• **Recorded information**:
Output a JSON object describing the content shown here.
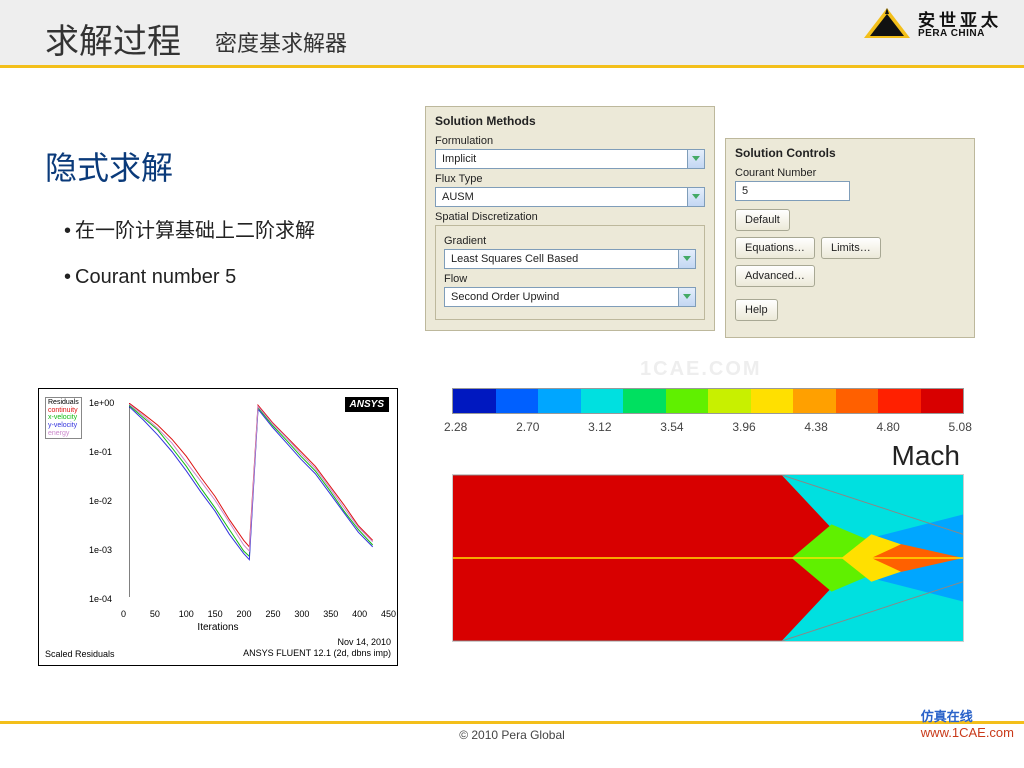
{
  "header": {
    "title_main": "求解过程",
    "title_sub": "密度基求解器",
    "logo_cn": "安世亚太",
    "logo_en": "PERA CHINA"
  },
  "section": {
    "title": "隐式求解",
    "bullets": [
      "在一阶计算基础上二阶求解",
      "Courant number 5"
    ]
  },
  "panels": {
    "methods": {
      "title": "Solution Methods",
      "formulation_label": "Formulation",
      "formulation_value": "Implicit",
      "flux_label": "Flux Type",
      "flux_value": "AUSM",
      "spatial_label": "Spatial Discretization",
      "gradient_label": "Gradient",
      "gradient_value": "Least Squares Cell Based",
      "flow_label": "Flow",
      "flow_value": "Second Order Upwind"
    },
    "controls": {
      "title": "Solution Controls",
      "courant_label": "Courant Number",
      "courant_value": "5",
      "buttons": {
        "default": "Default",
        "equations": "Equations…",
        "limits": "Limits…",
        "advanced": "Advanced…",
        "help": "Help"
      }
    }
  },
  "residual_chart": {
    "ansys": "ANSYS",
    "legend": [
      "Residuals",
      "continuity",
      "x-velocity",
      "y-velocity",
      "energy"
    ],
    "legend_colors": [
      "#000",
      "#d11",
      "#1b1",
      "#33d",
      "#c8c"
    ],
    "bottom_left": "Scaled Residuals",
    "bottom_right_1": "Nov 14, 2010",
    "bottom_right_2": "ANSYS FLUENT 12.1 (2d, dbns imp)",
    "xaxis_title": "Iterations"
  },
  "mach": {
    "label": "Mach",
    "ticks": [
      "2.28",
      "2.70",
      "3.12",
      "3.54",
      "3.96",
      "4.38",
      "4.80",
      "5.08"
    ],
    "colors": [
      "#0018c0",
      "#0060ff",
      "#00a6ff",
      "#00e0e0",
      "#00e060",
      "#60f000",
      "#c8f000",
      "#ffe000",
      "#ffa000",
      "#ff6000",
      "#ff2000",
      "#d80000"
    ]
  },
  "footer": {
    "copyright": "© 2010 Pera Global"
  },
  "watermark": {
    "l1": "仿真在线",
    "l2": "www.1CAE.com"
  },
  "faint": "1CAE.COM",
  "chart_data": {
    "type": "line",
    "title": "Scaled Residuals",
    "xlabel": "Iterations",
    "ylabel": "",
    "xlim": [
      0,
      450
    ],
    "ylim": [
      0.0001,
      1.0
    ],
    "yscale": "log",
    "x_ticks": [
      0,
      50,
      100,
      150,
      200,
      250,
      300,
      350,
      400,
      450
    ],
    "y_ticks": [
      1.0,
      0.1,
      0.01,
      0.001,
      0.0001
    ],
    "y_tick_labels": [
      "1e+00",
      "1e-01",
      "1e-02",
      "1e-03",
      "1e-04"
    ],
    "x": [
      0,
      25,
      50,
      75,
      100,
      125,
      150,
      175,
      200,
      210,
      225,
      250,
      275,
      300,
      325,
      350,
      375,
      400,
      425
    ],
    "series": [
      {
        "name": "continuity",
        "color": "#d11",
        "values": [
          1.0,
          0.6,
          0.35,
          0.18,
          0.08,
          0.03,
          0.012,
          0.004,
          0.0015,
          0.0011,
          0.9,
          0.4,
          0.2,
          0.1,
          0.05,
          0.02,
          0.008,
          0.003,
          0.0015
        ]
      },
      {
        "name": "x-velocity",
        "color": "#1b1",
        "values": [
          0.9,
          0.5,
          0.28,
          0.12,
          0.05,
          0.018,
          0.007,
          0.0025,
          0.0009,
          0.0007,
          0.8,
          0.35,
          0.17,
          0.08,
          0.04,
          0.016,
          0.006,
          0.0025,
          0.0012
        ]
      },
      {
        "name": "y-velocity",
        "color": "#33d",
        "values": [
          0.85,
          0.45,
          0.22,
          0.1,
          0.04,
          0.015,
          0.006,
          0.002,
          0.0008,
          0.0006,
          0.75,
          0.32,
          0.15,
          0.07,
          0.035,
          0.014,
          0.0055,
          0.0022,
          0.0011
        ]
      },
      {
        "name": "energy",
        "color": "#c8c",
        "values": [
          0.95,
          0.55,
          0.3,
          0.15,
          0.06,
          0.025,
          0.01,
          0.0035,
          0.0012,
          0.0009,
          0.85,
          0.38,
          0.19,
          0.09,
          0.045,
          0.018,
          0.007,
          0.0028,
          0.0014
        ]
      }
    ]
  }
}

• **Do this**:
Using the data above, print every line exactly, omitting pictures.

• **Full output**:
Output a JSON object describing the content shown here.
{
  "header": {
    "title_main": "求解过程",
    "title_sub": "密度基求解器",
    "logo_cn": "安世亚太",
    "logo_en": "PERA CHINA"
  },
  "section": {
    "title": "隐式求解",
    "bullets": [
      "在一阶计算基础上二阶求解",
      "Courant number 5"
    ]
  },
  "panels": {
    "methods": {
      "title": "Solution Methods",
      "formulation_label": "Formulation",
      "formulation_value": "Implicit",
      "flux_label": "Flux Type",
      "flux_value": "AUSM",
      "spatial_label": "Spatial Discretization",
      "gradient_label": "Gradient",
      "gradient_value": "Least Squares Cell Based",
      "flow_label": "Flow",
      "flow_value": "Second Order Upwind"
    },
    "controls": {
      "title": "Solution Controls",
      "courant_label": "Courant Number",
      "courant_value": "5",
      "buttons": {
        "default": "Default",
        "equations": "Equations…",
        "limits": "Limits…",
        "advanced": "Advanced…",
        "help": "Help"
      }
    }
  },
  "residual_chart": {
    "ansys": "ANSYS",
    "legend": [
      "Residuals",
      "continuity",
      "x-velocity",
      "y-velocity",
      "energy"
    ],
    "legend_colors": [
      "#000",
      "#d11",
      "#1b1",
      "#33d",
      "#c8c"
    ],
    "bottom_left": "Scaled Residuals",
    "bottom_right_1": "Nov 14, 2010",
    "bottom_right_2": "ANSYS FLUENT 12.1 (2d, dbns imp)",
    "xaxis_title": "Iterations"
  },
  "mach": {
    "label": "Mach",
    "ticks": [
      "2.28",
      "2.70",
      "3.12",
      "3.54",
      "3.96",
      "4.38",
      "4.80",
      "5.08"
    ],
    "colors": [
      "#0018c0",
      "#0060ff",
      "#00a6ff",
      "#00e0e0",
      "#00e060",
      "#60f000",
      "#c8f000",
      "#ffe000",
      "#ffa000",
      "#ff6000",
      "#ff2000",
      "#d80000"
    ]
  },
  "footer": {
    "copyright": "© 2010 Pera Global"
  },
  "watermark": {
    "l1": "仿真在线",
    "l2": "www.1CAE.com"
  },
  "faint": "1CAE.COM",
  "chart_data": {
    "type": "line",
    "title": "Scaled Residuals",
    "xlabel": "Iterations",
    "ylabel": "",
    "xlim": [
      0,
      450
    ],
    "ylim": [
      0.0001,
      1.0
    ],
    "yscale": "log",
    "x_ticks": [
      0,
      50,
      100,
      150,
      200,
      250,
      300,
      350,
      400,
      450
    ],
    "y_ticks": [
      1.0,
      0.1,
      0.01,
      0.001,
      0.0001
    ],
    "y_tick_labels": [
      "1e+00",
      "1e-01",
      "1e-02",
      "1e-03",
      "1e-04"
    ],
    "x": [
      0,
      25,
      50,
      75,
      100,
      125,
      150,
      175,
      200,
      210,
      225,
      250,
      275,
      300,
      325,
      350,
      375,
      400,
      425
    ],
    "series": [
      {
        "name": "continuity",
        "color": "#d11",
        "values": [
          1.0,
          0.6,
          0.35,
          0.18,
          0.08,
          0.03,
          0.012,
          0.004,
          0.0015,
          0.0011,
          0.9,
          0.4,
          0.2,
          0.1,
          0.05,
          0.02,
          0.008,
          0.003,
          0.0015
        ]
      },
      {
        "name": "x-velocity",
        "color": "#1b1",
        "values": [
          0.9,
          0.5,
          0.28,
          0.12,
          0.05,
          0.018,
          0.007,
          0.0025,
          0.0009,
          0.0007,
          0.8,
          0.35,
          0.17,
          0.08,
          0.04,
          0.016,
          0.006,
          0.0025,
          0.0012
        ]
      },
      {
        "name": "y-velocity",
        "color": "#33d",
        "values": [
          0.85,
          0.45,
          0.22,
          0.1,
          0.04,
          0.015,
          0.006,
          0.002,
          0.0008,
          0.0006,
          0.75,
          0.32,
          0.15,
          0.07,
          0.035,
          0.014,
          0.0055,
          0.0022,
          0.0011
        ]
      },
      {
        "name": "energy",
        "color": "#c8c",
        "values": [
          0.95,
          0.55,
          0.3,
          0.15,
          0.06,
          0.025,
          0.01,
          0.0035,
          0.0012,
          0.0009,
          0.85,
          0.38,
          0.19,
          0.09,
          0.045,
          0.018,
          0.007,
          0.0028,
          0.0014
        ]
      }
    ]
  }
}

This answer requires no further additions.